» DATA SUPPLIED
--*--

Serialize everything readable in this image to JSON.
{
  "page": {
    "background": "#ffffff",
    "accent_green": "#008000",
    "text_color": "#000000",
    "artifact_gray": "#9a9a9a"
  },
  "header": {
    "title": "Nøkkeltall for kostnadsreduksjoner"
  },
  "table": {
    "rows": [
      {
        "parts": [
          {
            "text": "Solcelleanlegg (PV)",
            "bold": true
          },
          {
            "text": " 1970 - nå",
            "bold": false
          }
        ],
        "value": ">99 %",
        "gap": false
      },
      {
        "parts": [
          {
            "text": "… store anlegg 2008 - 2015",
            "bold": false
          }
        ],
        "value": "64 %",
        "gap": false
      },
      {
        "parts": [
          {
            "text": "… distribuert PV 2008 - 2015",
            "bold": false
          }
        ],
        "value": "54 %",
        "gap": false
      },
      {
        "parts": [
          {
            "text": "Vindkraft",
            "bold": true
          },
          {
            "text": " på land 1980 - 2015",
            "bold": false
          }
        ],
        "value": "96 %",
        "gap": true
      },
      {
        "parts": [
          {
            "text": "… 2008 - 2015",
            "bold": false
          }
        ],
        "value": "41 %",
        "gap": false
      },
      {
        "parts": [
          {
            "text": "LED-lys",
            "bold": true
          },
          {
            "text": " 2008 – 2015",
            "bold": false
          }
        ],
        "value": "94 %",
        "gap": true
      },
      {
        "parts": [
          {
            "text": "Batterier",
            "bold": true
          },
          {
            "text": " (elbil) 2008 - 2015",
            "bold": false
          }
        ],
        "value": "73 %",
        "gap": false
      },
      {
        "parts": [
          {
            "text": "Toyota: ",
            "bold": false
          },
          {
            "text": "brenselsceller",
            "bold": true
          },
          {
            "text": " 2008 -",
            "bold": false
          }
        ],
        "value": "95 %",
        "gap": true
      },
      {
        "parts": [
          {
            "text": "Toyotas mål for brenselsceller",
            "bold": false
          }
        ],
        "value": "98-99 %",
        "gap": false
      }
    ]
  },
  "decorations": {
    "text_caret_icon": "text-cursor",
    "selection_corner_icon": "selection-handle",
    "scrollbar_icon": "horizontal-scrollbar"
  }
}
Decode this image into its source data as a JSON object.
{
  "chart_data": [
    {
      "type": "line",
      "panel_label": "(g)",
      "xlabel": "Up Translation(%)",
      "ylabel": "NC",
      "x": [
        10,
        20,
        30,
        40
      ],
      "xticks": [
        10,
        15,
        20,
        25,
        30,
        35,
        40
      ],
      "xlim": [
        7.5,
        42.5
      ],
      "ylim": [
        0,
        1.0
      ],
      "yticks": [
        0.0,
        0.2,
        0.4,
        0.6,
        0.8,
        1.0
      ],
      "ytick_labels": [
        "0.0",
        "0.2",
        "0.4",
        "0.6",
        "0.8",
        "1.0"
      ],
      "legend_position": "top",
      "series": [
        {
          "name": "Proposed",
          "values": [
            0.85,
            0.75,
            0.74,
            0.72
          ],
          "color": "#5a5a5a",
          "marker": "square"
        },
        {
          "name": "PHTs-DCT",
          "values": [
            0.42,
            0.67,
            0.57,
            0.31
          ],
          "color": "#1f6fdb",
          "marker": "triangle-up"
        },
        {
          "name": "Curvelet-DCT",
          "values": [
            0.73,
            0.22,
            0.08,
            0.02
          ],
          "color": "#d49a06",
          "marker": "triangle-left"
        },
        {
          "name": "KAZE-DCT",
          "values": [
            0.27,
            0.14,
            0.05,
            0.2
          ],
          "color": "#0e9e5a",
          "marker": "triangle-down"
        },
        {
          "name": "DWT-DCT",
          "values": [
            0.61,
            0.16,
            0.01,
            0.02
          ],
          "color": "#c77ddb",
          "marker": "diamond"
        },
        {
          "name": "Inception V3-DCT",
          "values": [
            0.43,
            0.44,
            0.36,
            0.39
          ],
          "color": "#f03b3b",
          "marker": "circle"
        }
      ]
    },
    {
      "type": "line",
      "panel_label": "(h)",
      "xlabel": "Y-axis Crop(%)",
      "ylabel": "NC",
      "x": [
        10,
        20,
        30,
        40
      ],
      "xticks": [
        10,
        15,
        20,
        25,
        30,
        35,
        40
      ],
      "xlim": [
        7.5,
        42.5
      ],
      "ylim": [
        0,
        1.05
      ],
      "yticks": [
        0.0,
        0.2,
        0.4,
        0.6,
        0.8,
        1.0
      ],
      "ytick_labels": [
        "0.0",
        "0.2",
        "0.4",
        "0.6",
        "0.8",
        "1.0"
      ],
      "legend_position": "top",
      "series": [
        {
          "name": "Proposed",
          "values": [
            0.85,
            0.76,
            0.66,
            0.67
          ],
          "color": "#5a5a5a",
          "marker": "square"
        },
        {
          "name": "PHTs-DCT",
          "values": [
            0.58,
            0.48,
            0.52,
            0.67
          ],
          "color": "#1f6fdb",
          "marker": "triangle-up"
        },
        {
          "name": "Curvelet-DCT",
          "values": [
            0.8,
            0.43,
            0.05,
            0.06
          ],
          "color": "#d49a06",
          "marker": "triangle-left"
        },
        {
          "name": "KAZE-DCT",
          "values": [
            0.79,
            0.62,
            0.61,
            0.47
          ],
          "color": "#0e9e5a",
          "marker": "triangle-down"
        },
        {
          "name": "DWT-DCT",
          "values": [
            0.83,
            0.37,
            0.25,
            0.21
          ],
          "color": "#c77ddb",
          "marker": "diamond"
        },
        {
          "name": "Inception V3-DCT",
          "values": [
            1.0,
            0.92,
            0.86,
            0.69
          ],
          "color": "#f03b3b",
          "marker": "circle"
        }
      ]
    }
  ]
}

--*--

» PROBLEM
Every line above should be printed again exactly as it stands.

» ANSWER FOR THIS EXERCISE
Serialize everything readable in this image to JSON.
{
  "page": {
    "background": "#ffffff",
    "accent_green": "#008000",
    "text_color": "#000000",
    "artifact_gray": "#9a9a9a"
  },
  "header": {
    "title": "Nøkkeltall for kostnadsreduksjoner"
  },
  "table": {
    "rows": [
      {
        "parts": [
          {
            "text": "Solcelleanlegg (PV)",
            "bold": true
          },
          {
            "text": " 1970 - nå",
            "bold": false
          }
        ],
        "value": ">99 %",
        "gap": false
      },
      {
        "parts": [
          {
            "text": "… store anlegg 2008 - 2015",
            "bold": false
          }
        ],
        "value": "64 %",
        "gap": false
      },
      {
        "parts": [
          {
            "text": "… distribuert PV 2008 - 2015",
            "bold": false
          }
        ],
        "value": "54 %",
        "gap": false
      },
      {
        "parts": [
          {
            "text": "Vindkraft",
            "bold": true
          },
          {
            "text": " på land 1980 - 2015",
            "bold": false
          }
        ],
        "value": "96 %",
        "gap": true
      },
      {
        "parts": [
          {
            "text": "… 2008 - 2015",
            "bold": false
          }
        ],
        "value": "41 %",
        "gap": false
      },
      {
        "parts": [
          {
            "text": "LED-lys",
            "bold": true
          },
          {
            "text": " 2008 – 2015",
            "bold": false
          }
        ],
        "value": "94 %",
        "gap": true
      },
      {
        "parts": [
          {
            "text": "Batterier",
            "bold": true
          },
          {
            "text": " (elbil) 2008 - 2015",
            "bold": false
          }
        ],
        "value": "73 %",
        "gap": false
      },
      {
        "parts": [
          {
            "text": "Toyota: ",
            "bold": false
          },
          {
            "text": "brenselsceller",
            "bold": true
          },
          {
            "text": " 2008 -",
            "bold": false
          }
        ],
        "value": "95 %",
        "gap": true
      },
      {
        "parts": [
          {
            "text": "Toyotas mål for brenselsceller",
            "bold": false
          }
        ],
        "value": "98-99 %",
        "gap": false
      }
    ]
  },
  "decorations": {
    "text_caret_icon": "text-cursor",
    "selection_corner_icon": "selection-handle",
    "scrollbar_icon": "horizontal-scrollbar"
  }
}
Decode this image into its source data as a JSON object.
{
  "chart_data": [
    {
      "type": "line",
      "panel_label": "(g)",
      "xlabel": "Up Translation(%)",
      "ylabel": "NC",
      "x": [
        10,
        20,
        30,
        40
      ],
      "xticks": [
        10,
        15,
        20,
        25,
        30,
        35,
        40
      ],
      "xlim": [
        7.5,
        42.5
      ],
      "ylim": [
        0,
        1.0
      ],
      "yticks": [
        0.0,
        0.2,
        0.4,
        0.6,
        0.8,
        1.0
      ],
      "ytick_labels": [
        "0.0",
        "0.2",
        "0.4",
        "0.6",
        "0.8",
        "1.0"
      ],
      "legend_position": "top",
      "series": [
        {
          "name": "Proposed",
          "values": [
            0.85,
            0.75,
            0.74,
            0.72
          ],
          "color": "#5a5a5a",
          "marker": "square"
        },
        {
          "name": "PHTs-DCT",
          "values": [
            0.42,
            0.67,
            0.57,
            0.31
          ],
          "color": "#1f6fdb",
          "marker": "triangle-up"
        },
        {
          "name": "Curvelet-DCT",
          "values": [
            0.73,
            0.22,
            0.08,
            0.02
          ],
          "color": "#d49a06",
          "marker": "triangle-left"
        },
        {
          "name": "KAZE-DCT",
          "values": [
            0.27,
            0.14,
            0.05,
            0.2
          ],
          "color": "#0e9e5a",
          "marker": "triangle-down"
        },
        {
          "name": "DWT-DCT",
          "values": [
            0.61,
            0.16,
            0.01,
            0.02
          ],
          "color": "#c77ddb",
          "marker": "diamond"
        },
        {
          "name": "Inception V3-DCT",
          "values": [
            0.43,
            0.44,
            0.36,
            0.39
          ],
          "color": "#f03b3b",
          "marker": "circle"
        }
      ]
    },
    {
      "type": "line",
      "panel_label": "(h)",
      "xlabel": "Y-axis Crop(%)",
      "ylabel": "NC",
      "x": [
        10,
        20,
        30,
        40
      ],
      "xticks": [
        10,
        15,
        20,
        25,
        30,
        35,
        40
      ],
      "xlim": [
        7.5,
        42.5
      ],
      "ylim": [
        0,
        1.05
      ],
      "yticks": [
        0.0,
        0.2,
        0.4,
        0.6,
        0.8,
        1.0
      ],
      "ytick_labels": [
        "0.0",
        "0.2",
        "0.4",
        "0.6",
        "0.8",
        "1.0"
      ],
      "legend_position": "top",
      "series": [
        {
          "name": "Proposed",
          "values": [
            0.85,
            0.76,
            0.66,
            0.67
          ],
          "color": "#5a5a5a",
          "marker": "square"
        },
        {
          "name": "PHTs-DCT",
          "values": [
            0.58,
            0.48,
            0.52,
            0.67
          ],
          "color": "#1f6fdb",
          "marker": "triangle-up"
        },
        {
          "name": "Curvelet-DCT",
          "values": [
            0.8,
            0.43,
            0.05,
            0.06
          ],
          "color": "#d49a06",
          "marker": "triangle-left"
        },
        {
          "name": "KAZE-DCT",
          "values": [
            0.79,
            0.62,
            0.61,
            0.47
          ],
          "color": "#0e9e5a",
          "marker": "triangle-down"
        },
        {
          "name": "DWT-DCT",
          "values": [
            0.83,
            0.37,
            0.25,
            0.21
          ],
          "color": "#c77ddb",
          "marker": "diamond"
        },
        {
          "name": "Inception V3-DCT",
          "values": [
            1.0,
            0.92,
            0.86,
            0.69
          ],
          "color": "#f03b3b",
          "marker": "circle"
        }
      ]
    }
  ]
}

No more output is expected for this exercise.